> **SUPPLIED RECORDS**:
────────────────────────────────────────

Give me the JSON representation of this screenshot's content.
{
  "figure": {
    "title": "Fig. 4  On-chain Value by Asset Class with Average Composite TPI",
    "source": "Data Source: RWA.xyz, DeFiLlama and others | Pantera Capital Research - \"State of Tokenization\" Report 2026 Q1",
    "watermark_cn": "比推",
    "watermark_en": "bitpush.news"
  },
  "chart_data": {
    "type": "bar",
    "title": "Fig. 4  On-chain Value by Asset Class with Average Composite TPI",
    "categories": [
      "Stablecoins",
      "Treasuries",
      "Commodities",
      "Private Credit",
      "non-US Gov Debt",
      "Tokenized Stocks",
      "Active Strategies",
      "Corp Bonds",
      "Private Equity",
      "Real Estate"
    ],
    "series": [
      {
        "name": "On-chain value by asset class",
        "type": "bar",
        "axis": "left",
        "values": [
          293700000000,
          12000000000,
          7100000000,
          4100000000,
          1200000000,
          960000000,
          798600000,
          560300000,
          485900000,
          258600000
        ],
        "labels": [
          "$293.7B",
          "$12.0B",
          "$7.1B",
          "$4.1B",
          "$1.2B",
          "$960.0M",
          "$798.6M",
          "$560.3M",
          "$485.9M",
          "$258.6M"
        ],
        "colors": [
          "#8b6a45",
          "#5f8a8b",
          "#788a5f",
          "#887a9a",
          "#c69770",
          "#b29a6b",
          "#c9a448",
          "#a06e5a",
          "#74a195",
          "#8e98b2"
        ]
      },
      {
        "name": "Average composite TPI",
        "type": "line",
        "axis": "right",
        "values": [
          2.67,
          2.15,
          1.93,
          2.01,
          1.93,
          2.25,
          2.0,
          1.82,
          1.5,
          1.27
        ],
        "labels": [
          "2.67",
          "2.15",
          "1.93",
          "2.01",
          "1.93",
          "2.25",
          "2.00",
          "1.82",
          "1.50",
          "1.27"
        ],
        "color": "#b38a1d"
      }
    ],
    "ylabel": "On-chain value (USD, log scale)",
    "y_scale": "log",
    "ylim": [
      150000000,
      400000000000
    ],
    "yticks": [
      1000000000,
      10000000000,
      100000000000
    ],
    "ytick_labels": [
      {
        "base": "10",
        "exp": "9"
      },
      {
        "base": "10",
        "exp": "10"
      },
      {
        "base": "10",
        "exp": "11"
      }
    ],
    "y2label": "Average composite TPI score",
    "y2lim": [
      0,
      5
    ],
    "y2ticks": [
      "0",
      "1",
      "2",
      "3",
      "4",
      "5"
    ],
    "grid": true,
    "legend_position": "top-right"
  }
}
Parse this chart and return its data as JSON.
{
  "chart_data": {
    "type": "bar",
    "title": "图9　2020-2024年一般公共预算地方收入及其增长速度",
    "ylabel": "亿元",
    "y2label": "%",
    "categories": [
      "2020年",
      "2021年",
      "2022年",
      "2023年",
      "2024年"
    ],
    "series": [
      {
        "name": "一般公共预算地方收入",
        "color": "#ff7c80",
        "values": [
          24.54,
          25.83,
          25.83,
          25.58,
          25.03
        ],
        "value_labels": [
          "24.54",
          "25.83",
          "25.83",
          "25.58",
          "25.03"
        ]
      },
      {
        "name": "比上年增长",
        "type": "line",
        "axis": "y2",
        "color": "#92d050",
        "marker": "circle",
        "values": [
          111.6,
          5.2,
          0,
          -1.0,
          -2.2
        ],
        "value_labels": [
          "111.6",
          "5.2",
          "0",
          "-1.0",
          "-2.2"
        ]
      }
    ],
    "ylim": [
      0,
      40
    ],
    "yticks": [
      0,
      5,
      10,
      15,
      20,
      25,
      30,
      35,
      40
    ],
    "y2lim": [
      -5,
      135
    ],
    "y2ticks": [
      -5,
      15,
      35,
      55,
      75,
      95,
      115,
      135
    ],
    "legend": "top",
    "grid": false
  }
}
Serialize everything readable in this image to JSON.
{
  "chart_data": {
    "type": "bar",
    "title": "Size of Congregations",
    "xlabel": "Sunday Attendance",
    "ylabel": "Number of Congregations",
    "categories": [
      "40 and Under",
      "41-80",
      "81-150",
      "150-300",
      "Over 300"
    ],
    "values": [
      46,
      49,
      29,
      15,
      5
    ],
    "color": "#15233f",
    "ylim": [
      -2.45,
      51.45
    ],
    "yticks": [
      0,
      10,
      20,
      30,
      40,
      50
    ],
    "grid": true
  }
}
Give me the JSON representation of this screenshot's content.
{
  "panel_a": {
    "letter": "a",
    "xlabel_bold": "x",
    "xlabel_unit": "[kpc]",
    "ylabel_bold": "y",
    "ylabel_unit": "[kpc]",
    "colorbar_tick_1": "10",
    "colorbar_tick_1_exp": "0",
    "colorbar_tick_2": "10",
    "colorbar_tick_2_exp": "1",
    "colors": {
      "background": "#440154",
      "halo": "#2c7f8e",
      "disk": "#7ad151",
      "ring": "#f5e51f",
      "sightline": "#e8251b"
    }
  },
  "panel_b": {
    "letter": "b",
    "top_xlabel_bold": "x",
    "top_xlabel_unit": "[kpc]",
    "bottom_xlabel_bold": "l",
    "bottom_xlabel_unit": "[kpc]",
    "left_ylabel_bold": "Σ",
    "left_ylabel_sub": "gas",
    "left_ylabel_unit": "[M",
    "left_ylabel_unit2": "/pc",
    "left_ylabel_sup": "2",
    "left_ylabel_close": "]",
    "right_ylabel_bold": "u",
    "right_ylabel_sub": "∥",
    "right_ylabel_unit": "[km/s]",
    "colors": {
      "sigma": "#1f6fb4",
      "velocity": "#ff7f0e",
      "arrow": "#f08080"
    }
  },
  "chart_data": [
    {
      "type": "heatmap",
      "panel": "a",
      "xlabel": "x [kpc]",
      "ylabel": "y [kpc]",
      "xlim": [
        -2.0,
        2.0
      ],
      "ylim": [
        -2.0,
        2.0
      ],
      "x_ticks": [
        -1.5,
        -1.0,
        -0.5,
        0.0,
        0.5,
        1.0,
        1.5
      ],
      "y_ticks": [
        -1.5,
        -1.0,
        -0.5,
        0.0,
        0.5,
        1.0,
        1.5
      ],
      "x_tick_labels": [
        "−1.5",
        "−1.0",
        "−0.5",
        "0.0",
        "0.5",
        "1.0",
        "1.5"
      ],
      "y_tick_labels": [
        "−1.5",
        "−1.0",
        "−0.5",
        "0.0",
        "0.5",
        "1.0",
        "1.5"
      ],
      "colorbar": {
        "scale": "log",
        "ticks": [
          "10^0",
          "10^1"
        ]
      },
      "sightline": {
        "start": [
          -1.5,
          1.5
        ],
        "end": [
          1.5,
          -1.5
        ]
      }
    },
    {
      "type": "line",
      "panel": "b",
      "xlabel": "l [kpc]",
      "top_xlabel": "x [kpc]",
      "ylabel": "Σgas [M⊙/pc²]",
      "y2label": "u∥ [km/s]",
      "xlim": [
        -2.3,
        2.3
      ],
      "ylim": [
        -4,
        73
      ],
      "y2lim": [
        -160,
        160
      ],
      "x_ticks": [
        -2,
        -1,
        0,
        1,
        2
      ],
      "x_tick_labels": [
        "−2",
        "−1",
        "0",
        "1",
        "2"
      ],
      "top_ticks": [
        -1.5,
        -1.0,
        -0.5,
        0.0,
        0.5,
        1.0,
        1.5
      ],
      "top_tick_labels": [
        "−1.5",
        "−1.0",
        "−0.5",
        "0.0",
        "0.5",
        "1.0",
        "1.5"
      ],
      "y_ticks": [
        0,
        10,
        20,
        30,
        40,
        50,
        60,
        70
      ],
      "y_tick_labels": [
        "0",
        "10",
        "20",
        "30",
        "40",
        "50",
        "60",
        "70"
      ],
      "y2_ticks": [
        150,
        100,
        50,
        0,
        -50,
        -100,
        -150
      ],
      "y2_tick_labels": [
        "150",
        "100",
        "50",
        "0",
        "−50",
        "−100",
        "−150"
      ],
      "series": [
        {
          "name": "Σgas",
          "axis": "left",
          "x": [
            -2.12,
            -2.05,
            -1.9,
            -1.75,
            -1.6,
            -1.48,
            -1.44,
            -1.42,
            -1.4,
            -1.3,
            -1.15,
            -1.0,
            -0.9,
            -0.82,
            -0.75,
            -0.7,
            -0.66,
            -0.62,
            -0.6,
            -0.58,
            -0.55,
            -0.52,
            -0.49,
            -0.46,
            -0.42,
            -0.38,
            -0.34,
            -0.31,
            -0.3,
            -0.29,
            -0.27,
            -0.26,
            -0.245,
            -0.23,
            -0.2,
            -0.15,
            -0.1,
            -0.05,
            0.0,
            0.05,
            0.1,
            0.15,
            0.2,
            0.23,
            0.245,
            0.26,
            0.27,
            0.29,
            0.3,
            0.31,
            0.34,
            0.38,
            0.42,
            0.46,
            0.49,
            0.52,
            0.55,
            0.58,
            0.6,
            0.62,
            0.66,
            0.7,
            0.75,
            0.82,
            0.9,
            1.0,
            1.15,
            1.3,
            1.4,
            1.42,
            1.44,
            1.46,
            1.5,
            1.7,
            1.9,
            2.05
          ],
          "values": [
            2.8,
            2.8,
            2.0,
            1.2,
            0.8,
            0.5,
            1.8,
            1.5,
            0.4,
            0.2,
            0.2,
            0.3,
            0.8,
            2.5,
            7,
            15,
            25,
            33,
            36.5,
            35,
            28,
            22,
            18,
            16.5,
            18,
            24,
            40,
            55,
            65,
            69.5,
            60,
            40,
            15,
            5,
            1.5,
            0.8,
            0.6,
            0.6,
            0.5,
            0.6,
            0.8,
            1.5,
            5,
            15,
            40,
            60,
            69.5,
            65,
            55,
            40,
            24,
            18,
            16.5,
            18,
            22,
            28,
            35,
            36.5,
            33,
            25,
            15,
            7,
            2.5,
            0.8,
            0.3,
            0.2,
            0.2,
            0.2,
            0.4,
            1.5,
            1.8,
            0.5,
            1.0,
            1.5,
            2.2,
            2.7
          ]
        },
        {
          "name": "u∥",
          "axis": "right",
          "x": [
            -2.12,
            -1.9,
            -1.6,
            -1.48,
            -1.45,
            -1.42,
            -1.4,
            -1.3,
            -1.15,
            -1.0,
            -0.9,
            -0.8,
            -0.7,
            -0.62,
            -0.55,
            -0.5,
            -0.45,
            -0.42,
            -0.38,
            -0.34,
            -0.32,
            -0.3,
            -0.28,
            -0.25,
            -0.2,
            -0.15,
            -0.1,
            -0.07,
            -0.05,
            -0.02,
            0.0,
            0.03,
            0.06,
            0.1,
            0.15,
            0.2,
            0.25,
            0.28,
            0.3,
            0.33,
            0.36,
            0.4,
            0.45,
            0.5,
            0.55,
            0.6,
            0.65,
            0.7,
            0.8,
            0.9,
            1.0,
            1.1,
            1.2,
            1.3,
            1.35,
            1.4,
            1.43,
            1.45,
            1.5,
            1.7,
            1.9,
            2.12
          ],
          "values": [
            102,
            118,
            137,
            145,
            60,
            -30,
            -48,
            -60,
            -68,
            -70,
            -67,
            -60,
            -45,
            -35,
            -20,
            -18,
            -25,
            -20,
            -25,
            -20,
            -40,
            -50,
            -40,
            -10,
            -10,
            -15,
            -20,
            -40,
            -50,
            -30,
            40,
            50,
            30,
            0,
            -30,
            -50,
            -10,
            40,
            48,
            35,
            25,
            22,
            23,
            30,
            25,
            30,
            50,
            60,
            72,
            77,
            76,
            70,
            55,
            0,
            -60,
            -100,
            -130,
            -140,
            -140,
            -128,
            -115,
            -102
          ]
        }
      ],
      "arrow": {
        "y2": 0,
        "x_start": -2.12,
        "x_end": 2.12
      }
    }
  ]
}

────────────────────────────────────────

> **TO DO**:
All lines in the data that contain the word "this" should be copied.

> **TASK OUTPUT**:
Give me the JSON representation of this screenshot's content.
Parse this chart and return its data as JSON.
Serialize everything readable in this image to JSON.
Give me the JSON representation of this screenshot's content.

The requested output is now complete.